## Problem to work on
Render every line of the rows below as a Markdown table with the columns No. and Line, numbering each line and skipping blank ones. Leave out the pictures.

## Exercise material

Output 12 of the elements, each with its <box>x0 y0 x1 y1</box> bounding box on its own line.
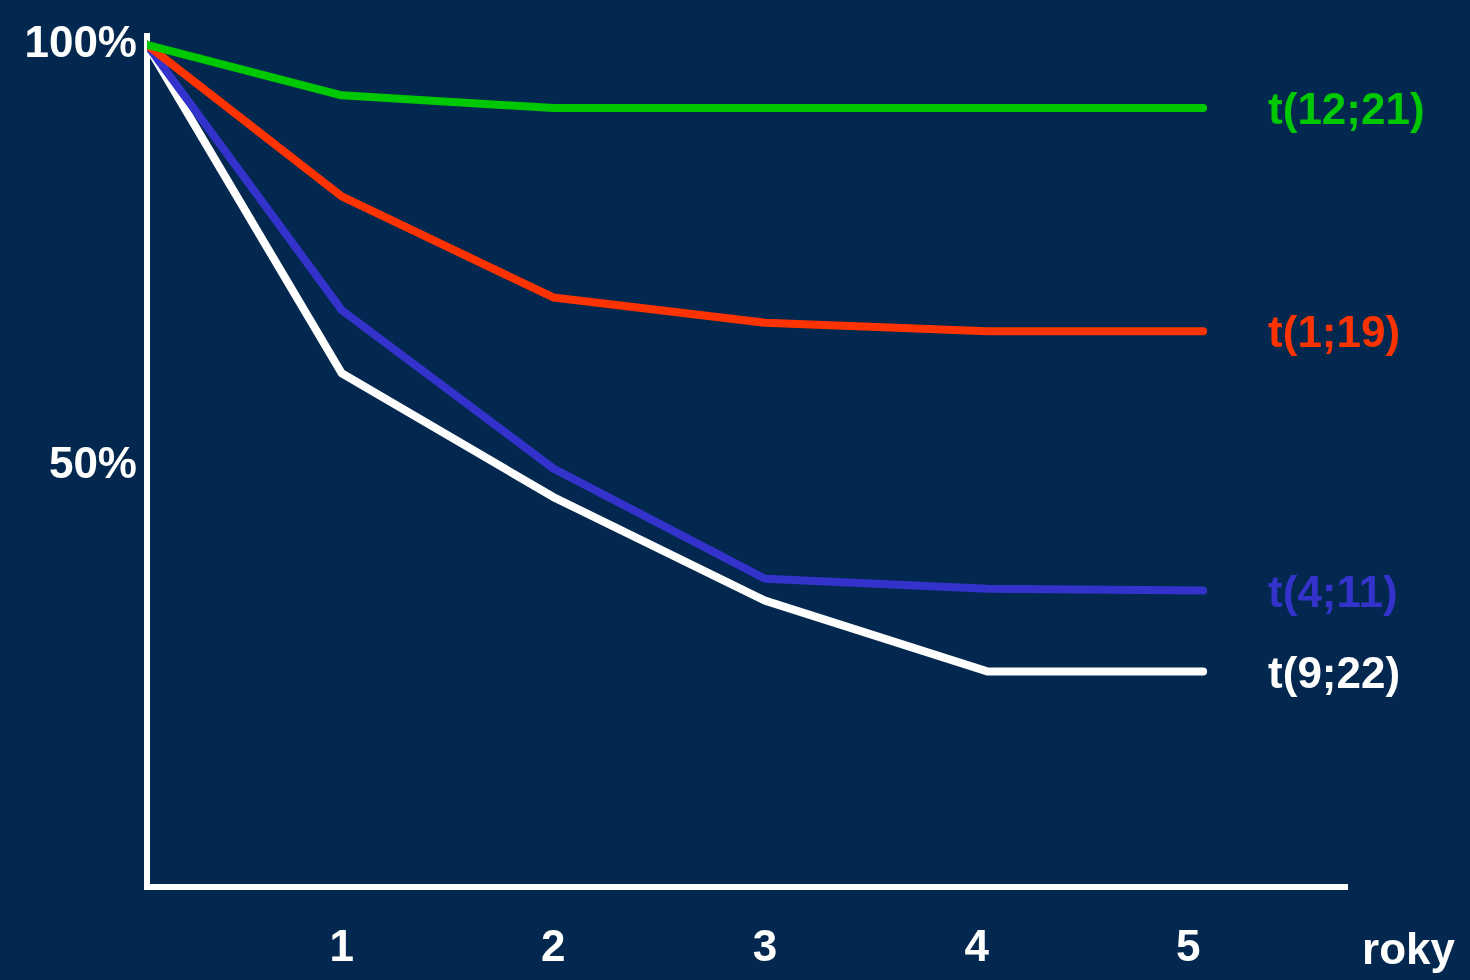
y-tick-label: 100% <box>24 16 137 66</box>
x-tick-label: 4 <box>964 920 990 970</box>
x-tick-label: 3 <box>752 920 778 970</box>
x-axis-title: roky <box>1362 924 1456 974</box>
series-label: t(9;22) <box>1268 647 1401 697</box>
series-label: t(12;21) <box>1268 84 1425 134</box>
series-label: t(1;19) <box>1268 307 1401 357</box>
x-tick-label: 1 <box>329 920 354 970</box>
series-label: t(4;11) <box>1268 566 1398 616</box>
x-tick-label: 5 <box>1176 920 1201 970</box>
y-tick-label: 50% <box>48 438 137 488</box>
x-tick-label: 2 <box>541 920 566 970</box>
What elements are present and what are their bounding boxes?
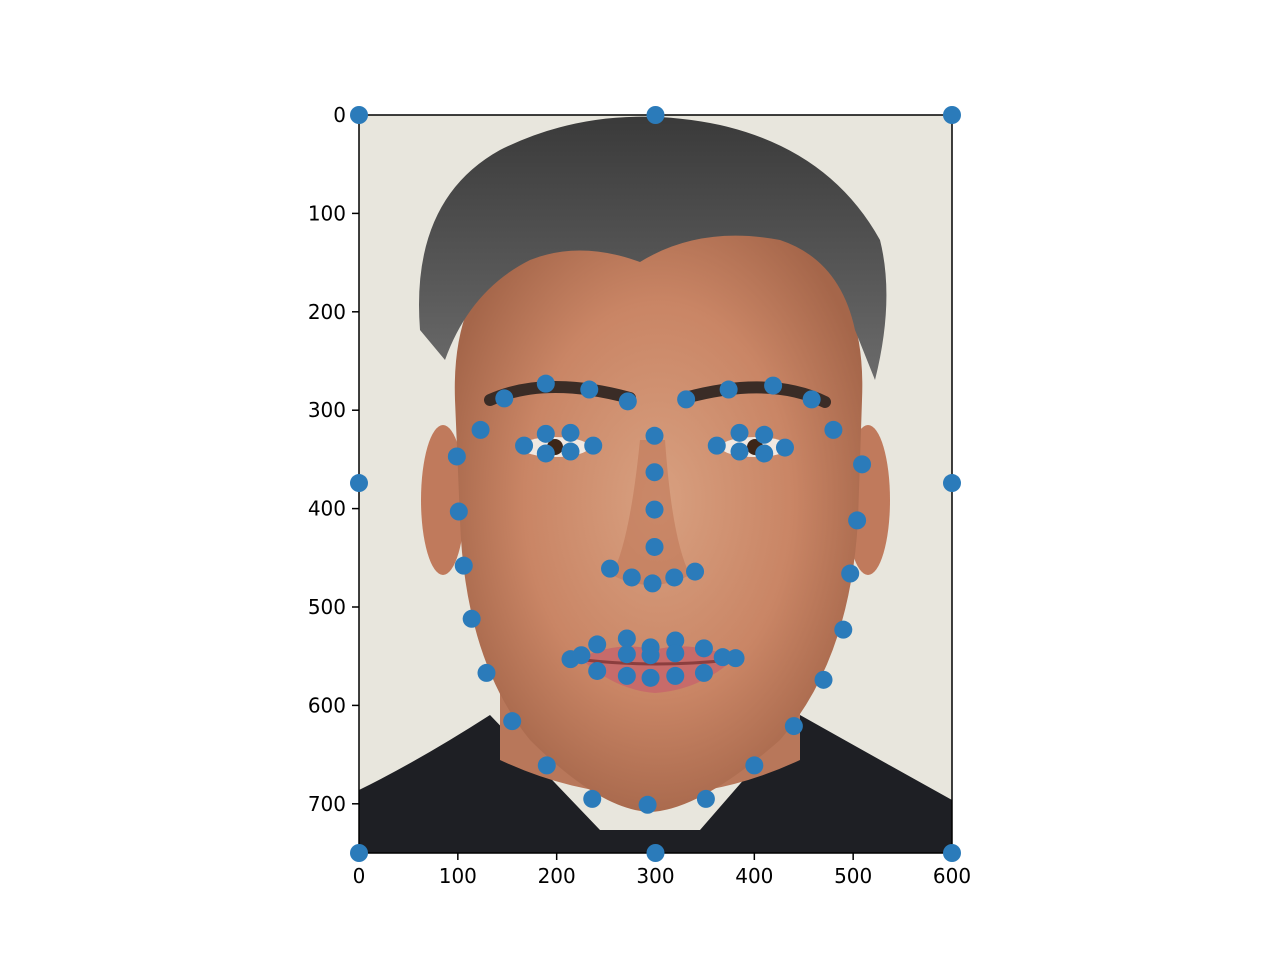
landmark-point <box>645 500 664 519</box>
y-tick-label: 700 <box>308 792 346 816</box>
landmark-point <box>646 106 665 124</box>
landmark-point <box>943 474 961 493</box>
landmark-point <box>745 756 764 775</box>
landmark-point <box>943 844 961 862</box>
landmark-point <box>696 789 715 808</box>
y-tick-label: 0 <box>333 103 346 127</box>
x-axis: 0 100 200 300 400 500 600 <box>353 853 971 888</box>
y-axis: 0 100 200 300 400 500 600 700 <box>308 103 359 816</box>
landmark-point <box>350 106 368 124</box>
landmark-point <box>755 425 774 444</box>
landmark-point <box>462 609 481 628</box>
landmark-point <box>713 648 732 667</box>
landmark-point <box>471 420 490 439</box>
landmark-point <box>853 455 872 474</box>
landmark-point <box>583 789 602 808</box>
landmark-point <box>646 844 665 862</box>
landmark-point <box>677 390 696 409</box>
landmark-point <box>764 376 783 395</box>
x-tick-label: 0 <box>353 864 366 888</box>
landmark-point <box>588 661 607 680</box>
landmark-point <box>665 568 684 587</box>
landmark-point <box>643 574 662 593</box>
landmark-point <box>784 717 803 736</box>
landmark-point <box>686 562 705 581</box>
landmark-point <box>561 442 580 461</box>
x-tick-label: 400 <box>735 864 773 888</box>
landmark-point <box>645 537 664 556</box>
landmark-point <box>536 424 555 443</box>
x-tick-label: 600 <box>933 864 971 888</box>
landmark-point <box>694 639 713 658</box>
landmark-point <box>601 559 620 578</box>
landmark-point <box>775 438 794 457</box>
scatter-series <box>350 106 961 862</box>
landmark-point <box>666 644 685 663</box>
y-tick-label: 300 <box>308 398 346 422</box>
landmark-point <box>694 663 713 682</box>
face-photo <box>359 115 952 853</box>
landmark-point <box>848 511 867 530</box>
landmark-point <box>454 556 473 575</box>
y-tick-label: 500 <box>308 595 346 619</box>
landmark-point <box>641 646 660 665</box>
landmark-point <box>814 670 833 689</box>
y-tick-label: 100 <box>308 201 346 225</box>
landmark-point <box>707 436 726 455</box>
landmark-point <box>617 629 636 648</box>
x-tick-label: 200 <box>538 864 576 888</box>
landmark-point <box>537 756 556 775</box>
landmark-point <box>666 666 685 685</box>
landmark-point <box>666 631 685 650</box>
landmark-point <box>536 444 555 463</box>
landmark-point <box>726 649 745 668</box>
landmark-point <box>617 645 636 664</box>
landmark-point <box>641 668 660 687</box>
x-tick-label: 500 <box>834 864 872 888</box>
landmark-point <box>350 474 368 493</box>
landmark-point <box>495 389 514 408</box>
y-tick-label: 200 <box>308 300 346 324</box>
landmark-point <box>638 795 657 814</box>
landmark-point <box>561 423 580 442</box>
landmark-point <box>824 420 843 439</box>
landmark-point <box>536 374 555 393</box>
landmark-point <box>572 646 591 665</box>
y-tick-label: 400 <box>308 497 346 521</box>
landmark-point <box>719 380 738 399</box>
landmark-point <box>617 666 636 685</box>
landmark-point <box>350 844 368 862</box>
landmark-point <box>841 564 860 583</box>
landmark-point <box>645 463 664 482</box>
landmark-point <box>943 106 961 124</box>
landmark-point <box>584 436 603 455</box>
landmark-point <box>730 442 749 461</box>
landmark-point <box>588 635 607 654</box>
landmark-point <box>645 426 664 445</box>
landmark-point <box>622 568 641 587</box>
x-tick-label: 300 <box>636 864 674 888</box>
landmark-point <box>449 502 468 521</box>
y-tick-label: 600 <box>308 693 346 717</box>
landmark-point <box>618 392 637 411</box>
landmark-point <box>515 436 534 455</box>
landmark-point <box>730 423 749 442</box>
landmark-point <box>447 447 466 466</box>
landmark-point <box>477 663 496 682</box>
x-tick-label: 100 <box>439 864 477 888</box>
landmark-point <box>755 444 774 463</box>
landmark-point <box>834 620 853 639</box>
landmark-point <box>503 712 522 731</box>
landmark-point <box>802 390 821 409</box>
landmark-point <box>580 380 599 399</box>
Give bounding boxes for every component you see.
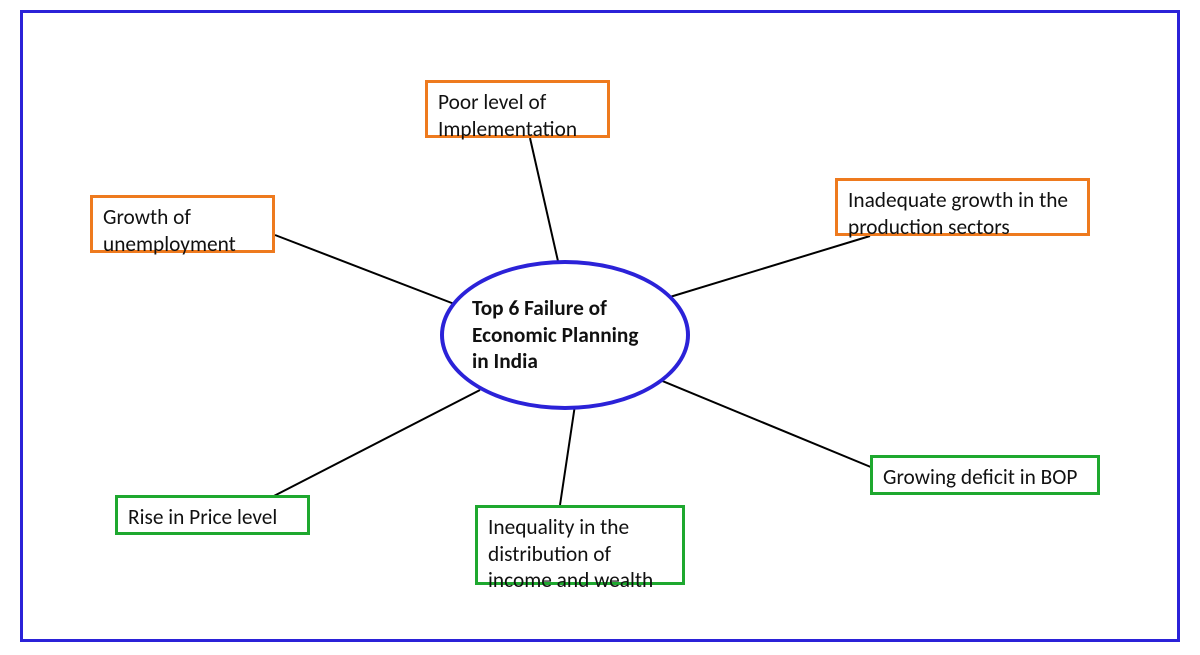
center-label: Top 6 Failure of Economic Planning in In… <box>472 295 658 375</box>
node-unemployment: Growth of unemployment <box>90 195 275 253</box>
node-label: Growth of unemployment <box>103 204 236 257</box>
center-node: Top 6 Failure of Economic Planning in In… <box>440 260 690 410</box>
node-label: Inequality in the distribution of income… <box>488 514 653 593</box>
node-price: Rise in Price level <box>115 495 310 535</box>
node-label: Rise in Price level <box>128 504 277 530</box>
node-implementation: Poor level of Implementation <box>425 80 610 138</box>
node-label: Poor level of Implementation <box>438 89 577 142</box>
node-label: Inadequate growth in the production sect… <box>848 187 1068 240</box>
node-label: Growing deficit in BOP <box>883 464 1077 490</box>
node-inequality: Inequality in the distribution of income… <box>475 505 685 585</box>
node-production: Inadequate growth in the production sect… <box>835 178 1090 236</box>
node-bop: Growing deficit in BOP <box>870 455 1100 495</box>
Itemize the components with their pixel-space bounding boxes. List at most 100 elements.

## Exercise result
| No. | Line |
|---|---|
| 1 | Output 12 of the elements, each with its <box>x0 y0 x1 y1</box> bounding box on its own line. |
| 2 | y-tick-label: 100% <box>24 16 137 66</box> |
| 3 | x-tick-label: 4 <box>964 920 990 970</box> |
| 4 | x-tick-label: 3 <box>752 920 778 970</box> |
| 5 | x-axis-title: roky <box>1362 924 1456 974</box> |
| 6 | series-label: t(9;22) <box>1268 647 1401 697</box> |
| 7 | series-label: t(12;21) <box>1268 84 1425 134</box> |
| 8 | series-label: t(1;19) <box>1268 307 1401 357</box> |
| 9 | x-tick-label: 1 <box>329 920 354 970</box> |
| 10 | series-label: t(4;11) <box>1268 566 1398 616</box> |
| 11 | x-tick-label: 5 <box>1176 920 1201 970</box> |
| 12 | y-tick-label: 50% <box>48 438 137 488</box> |
| 13 | x-tick-label: 2 <box>541 920 566 970</box> |
| 14 | What elements are present and what are their bounding boxes? |
| 15 | landmark-point <box>645 500 664 519</box> |
| 16 | y-tick-label: 700 <box>308 792 346 816</box> |
| 17 | landmark-point <box>646 106 665 124</box> |
| 18 | landmark-point <box>943 474 961 493</box> |
| 19 | landmark-point <box>745 756 764 775</box> |
| 20 | landmark-point <box>943 844 961 862</box> |
| 21 | landmark-point <box>696 789 715 808</box> |
| 22 | y-tick-label: 0 <box>333 103 346 127</box> |
| 23 | x-axis: 0 100 200 300 400 500 600 <box>353 853 971 888</box> |
| 24 | y-axis: 0 100 200 300 400 500 600 700 <box>308 103 359 816</box> |
| 25 | landmark-point <box>350 106 368 124</box> |
| 26 | landmark-point <box>755 425 774 444</box> |
| 27 | landmark-point <box>462 609 481 628</box> |
| 28 | landmark-point <box>713 648 732 667</box> |
| 29 | landmark-point <box>471 420 490 439</box> |
| 30 | landmark-point <box>853 455 872 474</box> |
| 31 | landmark-point <box>583 789 602 808</box> |
| 32 | landmark-point <box>646 844 665 862</box> |
| 33 | landmark-point <box>677 390 696 409</box> |
| 34 | landmark-point <box>764 376 783 395</box> |
| 35 | x-tick-label: 0 <box>353 864 366 888</box> |
| 36 | landmark-point <box>588 661 607 680</box> |
| 37 | landmark-point <box>665 568 684 587</box> |
| 38 | landmark-point <box>643 574 662 593</box> |
| 39 | landmark-point <box>784 717 803 736</box> |
| 40 | landmark-point <box>686 562 705 581</box> |
| 41 | landmark-point <box>561 442 580 461</box> |
| 42 | x-tick-label: 400 <box>735 864 773 888</box> |
| 43 | landmark-point <box>645 537 664 556</box> |
| 44 | landmark-point <box>536 424 555 443</box> |
| 45 | x-tick-label: 600 <box>933 864 971 888</box> |
| 46 | landmark-point <box>694 639 713 658</box> |
| 47 | landmark-point <box>601 559 620 578</box> |
| 48 | landmark-point <box>775 438 794 457</box> |
| 49 | scatter-series <box>350 106 961 862</box> |
| 50 | landmark-point <box>666 644 685 663</box> |
| 51 | y-tick-label: 300 <box>308 398 346 422</box> |
| 52 | landmark-point <box>694 663 713 682</box> |
| 53 | face-photo <box>359 115 952 853</box> |
| 54 | landmark-point <box>848 511 867 530</box> |
| 55 | landmark-point <box>454 556 473 575</box> |
| 56 | y-tick-label: 500 <box>308 595 346 619</box> |
| 57 | landmark-point <box>641 646 660 665</box> |
| 58 | landmark-point <box>814 670 833 689</box> |
| 59 | y-tick-label: 100 <box>308 201 346 225</box> |
| 60 | landmark-point <box>707 436 726 455</box> |
| 61 | landmark-point <box>617 629 636 648</box> |
| 62 | x-tick-label: 200 <box>538 864 576 888</box> |
| 63 | landmark-point <box>537 756 556 775</box> |
| 64 | landmark-point <box>666 666 685 685</box> |
| 65 | landmark-point <box>666 631 685 650</box> |
| 66 | landmark-point <box>536 444 555 463</box> |
| 67 | landmark-point <box>726 649 745 668</box> |
| 68 | landmark-point <box>617 645 636 664</box> |
| 69 | landmark-point <box>641 668 660 687</box> |
| 70 | x-tick-label: 500 <box>834 864 872 888</box> |
| 71 | landmark-point <box>350 474 368 493</box> |
| 72 | landmark-point <box>495 389 514 408</box> |
| 73 | y-tick-label: 200 <box>308 300 346 324</box> |
| 74 | landmark-point <box>638 795 657 814</box> |
| 75 | landmark-point <box>561 423 580 442</box> |
| 76 | landmark-point <box>824 420 843 439</box> |
| 77 | landmark-point <box>536 374 555 393</box> |
| 78 | landmark-point <box>572 646 591 665</box> |
| 79 | y-tick-label: 400 <box>308 497 346 521</box> |
| 80 | landmark-point <box>719 380 738 399</box> |
| 81 | landmark-point <box>617 666 636 685</box> |
| 82 | landmark-point <box>350 844 368 862</box> |
| 83 | landmark-point <box>841 564 860 583</box> |
| 84 | landmark-point <box>645 463 664 482</box> |
| 85 | landmark-point <box>943 106 961 124</box> |
| 86 | landmark-point <box>584 436 603 455</box> |
| 87 | landmark-point <box>730 442 749 461</box> |
| 88 | landmark-point <box>588 635 607 654</box> |
| 89 | landmark-point <box>645 426 664 445</box> |
| 90 | landmark-point <box>622 568 641 587</box> |
| 91 | x-tick-label: 300 <box>636 864 674 888</box> |
| 92 | landmark-point <box>449 502 468 521</box> |
| 93 | y-tick-label: 600 <box>308 693 346 717</box> |
| 94 | landmark-point <box>618 392 637 411</box> |
| 95 | landmark-point <box>515 436 534 455</box> |
| 96 | landmark-point <box>730 423 749 442</box> |
| 97 | landmark-point <box>447 447 466 466</box> |
| 98 | landmark-point <box>477 663 496 682</box> |
| 99 | x-tick-label: 100 <box>439 864 477 888</box> |
| 100 | landmark-point <box>755 444 774 463</box> |
| 101 | landmark-point <box>834 620 853 639</box> |
| 102 | landmark-point <box>503 712 522 731</box> |
| 103 | landmark-point <box>802 390 821 409</box> |
| 104 | landmark-point <box>580 380 599 399</box> |
| 105 | Give bounding boxes for every component you see. |
| 106 | center-label: Top 6 Failure of Economic Planning in In… <box>472 295 658 375</box> |
| 107 | node-unemployment: Growth of unemployment <box>90 195 275 253</box> |
| 108 | node-label: Growth of unemployment <box>103 204 236 257</box> |
| 109 | center-node: Top 6 Failure of Economic Planning in In… <box>440 260 690 410</box> |
| 110 | node-label: Inequality in the distribution of income… <box>488 514 653 593</box> |
| 111 | node-price: Rise in Price level <box>115 495 310 535</box> |
| 112 | node-label: Rise in Price level <box>128 504 277 530</box> |
| 113 | node-implementation: Poor level of Implementation <box>425 80 610 138</box> |
| 114 | node-label: Poor level of Implementation <box>438 89 577 142</box> |
| 115 | node-label: Inadequate growth in the production sect… <box>848 187 1068 240</box> |
| 116 | node-label: Growing deficit in BOP <box>883 464 1077 490</box> |
| 117 | node-inequality: Inequality in the distribution of income… <box>475 505 685 585</box> |
| 118 | node-production: Inadequate growth in the production sect… <box>835 178 1090 236</box> |
| 119 | node-bop: Growing deficit in BOP <box>870 455 1100 495</box> |
| 120 | Itemize the components with their pixel-space bounding boxes. List at most 100 elements. |